#### Supplied data ####

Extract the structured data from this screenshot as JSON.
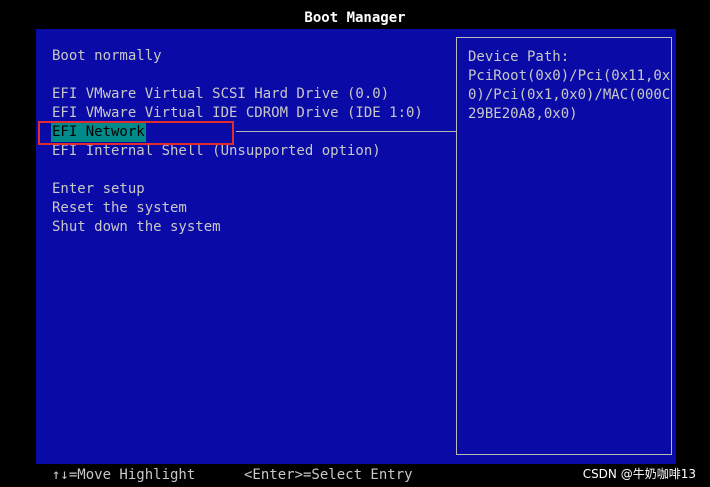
{
  "title": "Boot Manager",
  "menu": {
    "items": [
      {
        "label": "Boot normally",
        "selected": false
      },
      {
        "label": "EFI VMware Virtual SCSI Hard Drive (0.0)",
        "selected": false
      },
      {
        "label": "EFI VMware Virtual IDE CDROM Drive (IDE 1:0)",
        "selected": false
      },
      {
        "label": "EFI Network",
        "selected": true
      },
      {
        "label": "EFI Internal Shell (Unsupported option)",
        "selected": false
      },
      {
        "label": "Enter setup",
        "selected": false
      },
      {
        "label": "Reset the system",
        "selected": false
      },
      {
        "label": "Shut down the system",
        "selected": false
      }
    ]
  },
  "info_panel": {
    "line1": "Device Path:",
    "line2": "PciRoot(0x0)/Pci(0x11,0x",
    "line3": "0)/Pci(0x1,0x0)/MAC(000C",
    "line4": "29BE20A8,0x0)"
  },
  "footer": {
    "move_hint": "↑↓=Move Highlight",
    "select_hint": "<Enter>=Select Entry"
  },
  "watermark": "CSDN @牛奶咖啡13",
  "colors": {
    "screen_background": "#0a0aa6",
    "selected_background": "#008a8a",
    "annotation_box": "#e02d2d"
  }
}
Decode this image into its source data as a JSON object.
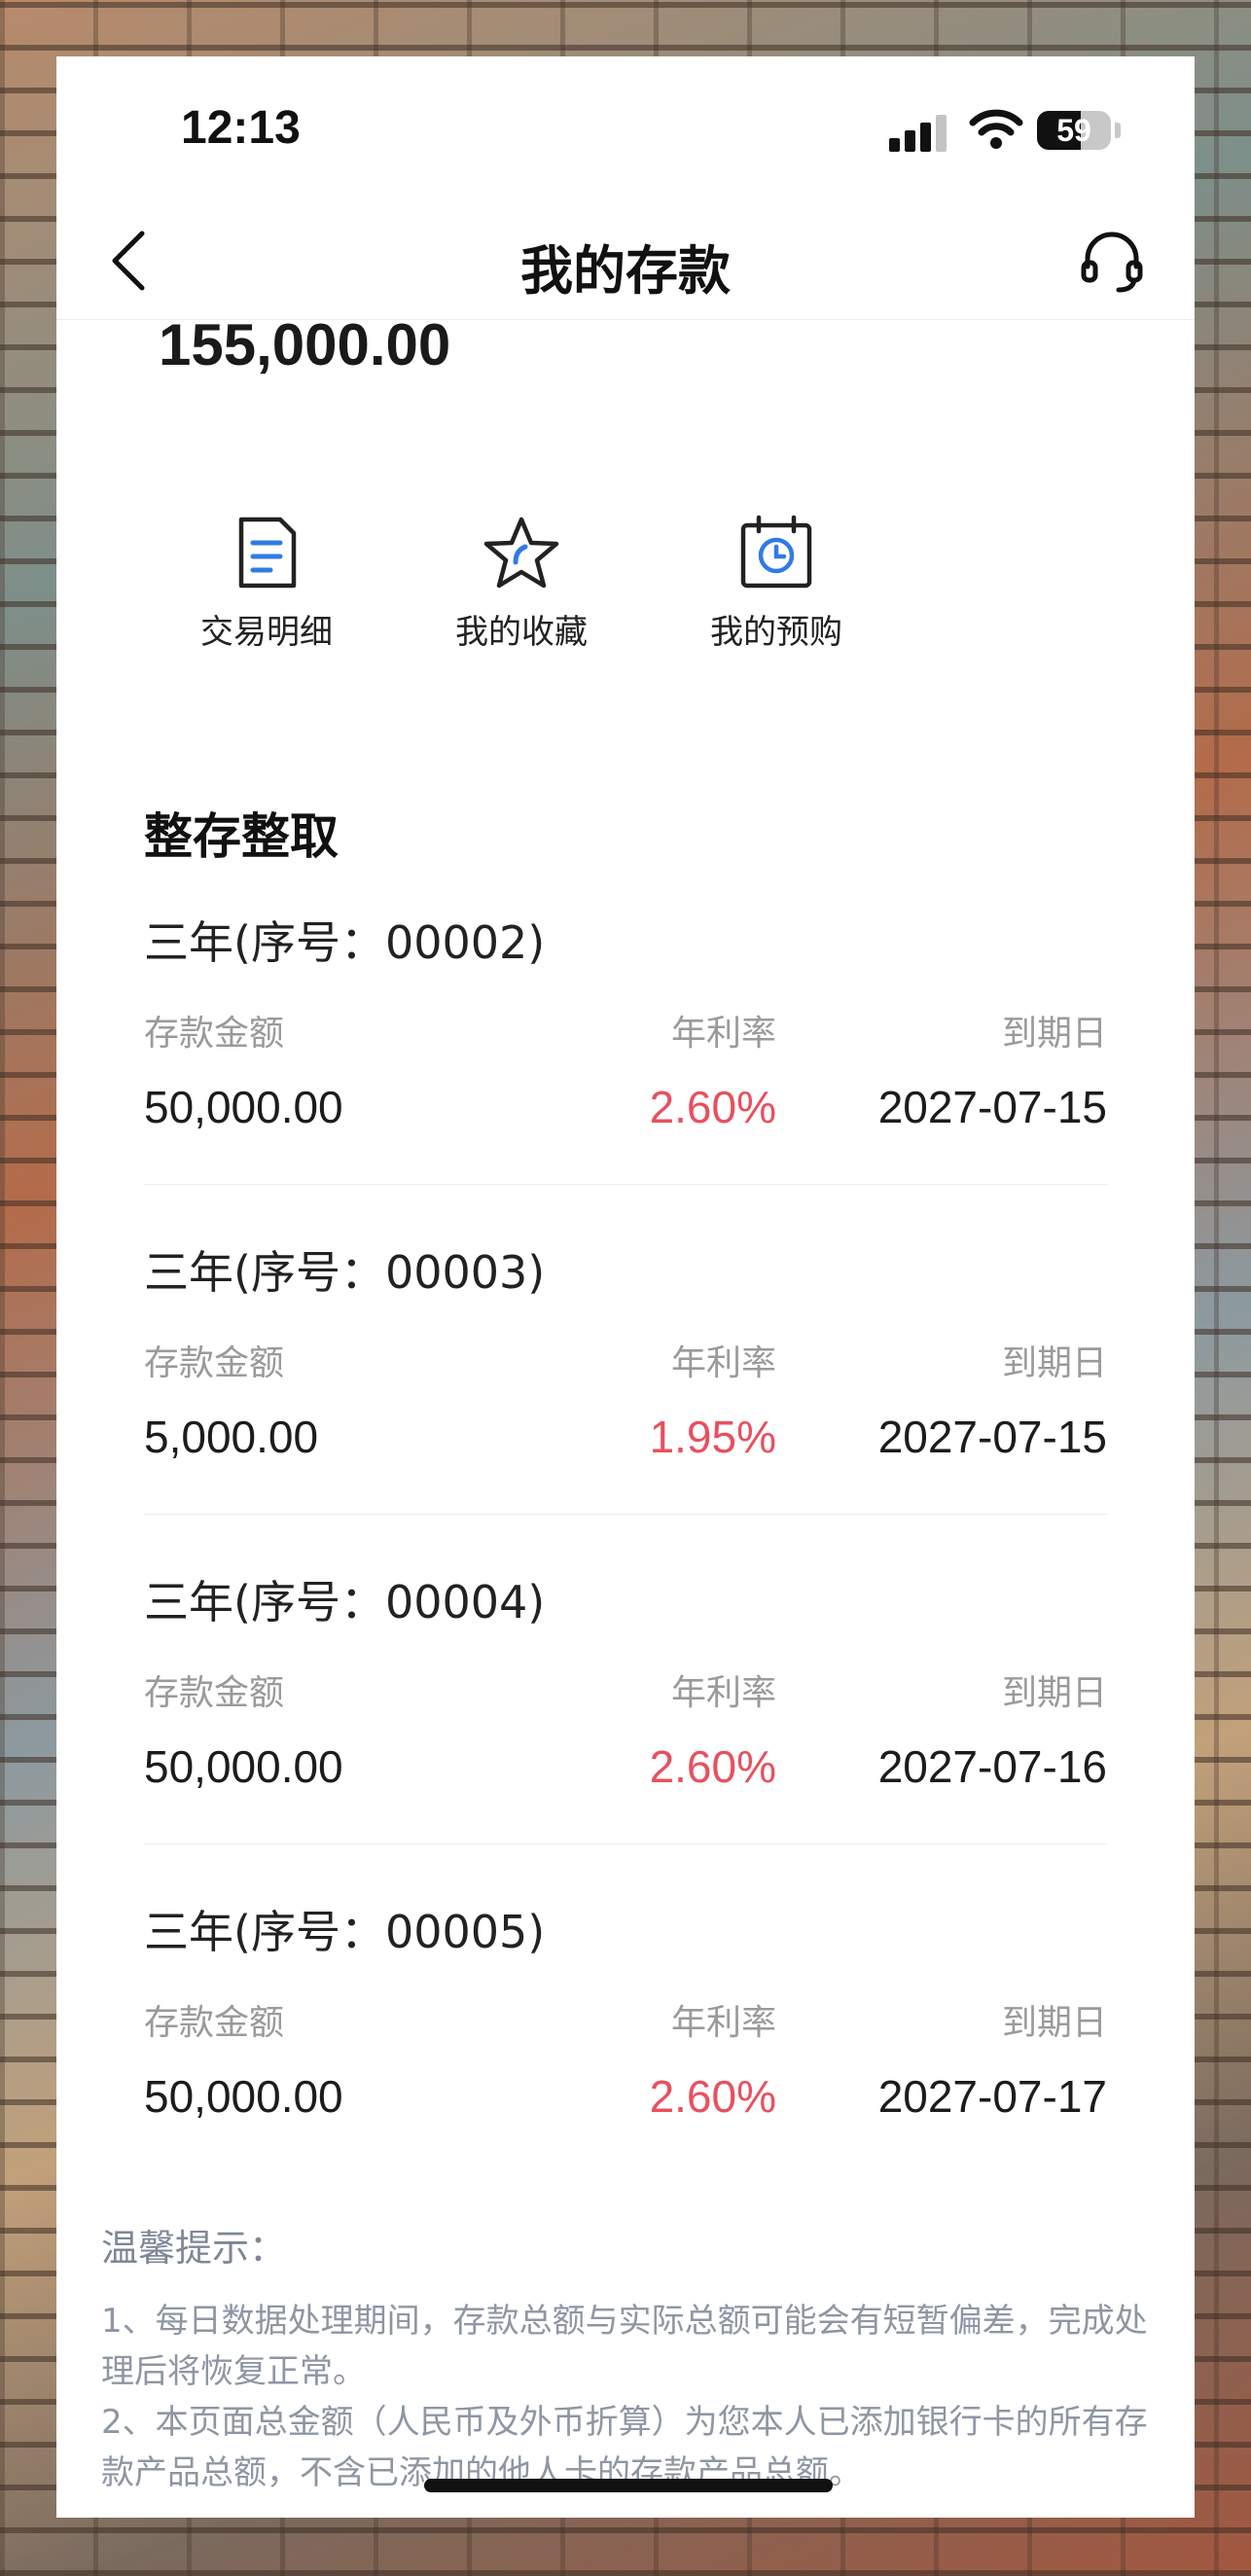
{
  "status_bar": {
    "time": "12:13",
    "battery": "59",
    "battery_level": 0.59
  },
  "nav": {
    "title": "我的存款"
  },
  "total_amount": "155,000.00",
  "actions": [
    {
      "label": "交易明细",
      "icon": "document-icon"
    },
    {
      "label": "我的收藏",
      "icon": "star-icon"
    },
    {
      "label": "我的预购",
      "icon": "calendar-clock-icon"
    }
  ],
  "section_title": "整存整取",
  "deposits": [
    {
      "title": "三年(序号：00002)",
      "amount_label": "存款金额",
      "rate_label": "年利率",
      "due_label": "到期日",
      "amount": "50,000.00",
      "rate": "2.60%",
      "due_date": "2027-07-15"
    },
    {
      "title": "三年(序号：00003)",
      "amount_label": "存款金额",
      "rate_label": "年利率",
      "due_label": "到期日",
      "amount": "5,000.00",
      "rate": "1.95%",
      "due_date": "2027-07-15"
    },
    {
      "title": "三年(序号：00004)",
      "amount_label": "存款金额",
      "rate_label": "年利率",
      "due_label": "到期日",
      "amount": "50,000.00",
      "rate": "2.60%",
      "due_date": "2027-07-16"
    },
    {
      "title": "三年(序号：00005)",
      "amount_label": "存款金额",
      "rate_label": "年利率",
      "due_label": "到期日",
      "amount": "50,000.00",
      "rate": "2.60%",
      "due_date": "2027-07-17"
    }
  ],
  "tips": {
    "title": "温馨提示：",
    "items": [
      "1、每日数据处理期间，存款总额与实际总额可能会有短暂偏差，完成处理后将恢复正常。",
      "2、本页面总金额（人民币及外币折算）为您本人已添加银行卡的所有存款产品总额，不含已添加的他人卡的存款产品总额。"
    ]
  },
  "colors": {
    "rate": "#e8505e",
    "accent_blue": "#2f7be6"
  }
}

####

• **What the task asks**: Check each line of the records for the string "system" and state how many lines contain it. Give only the number.

• **Task response**: 2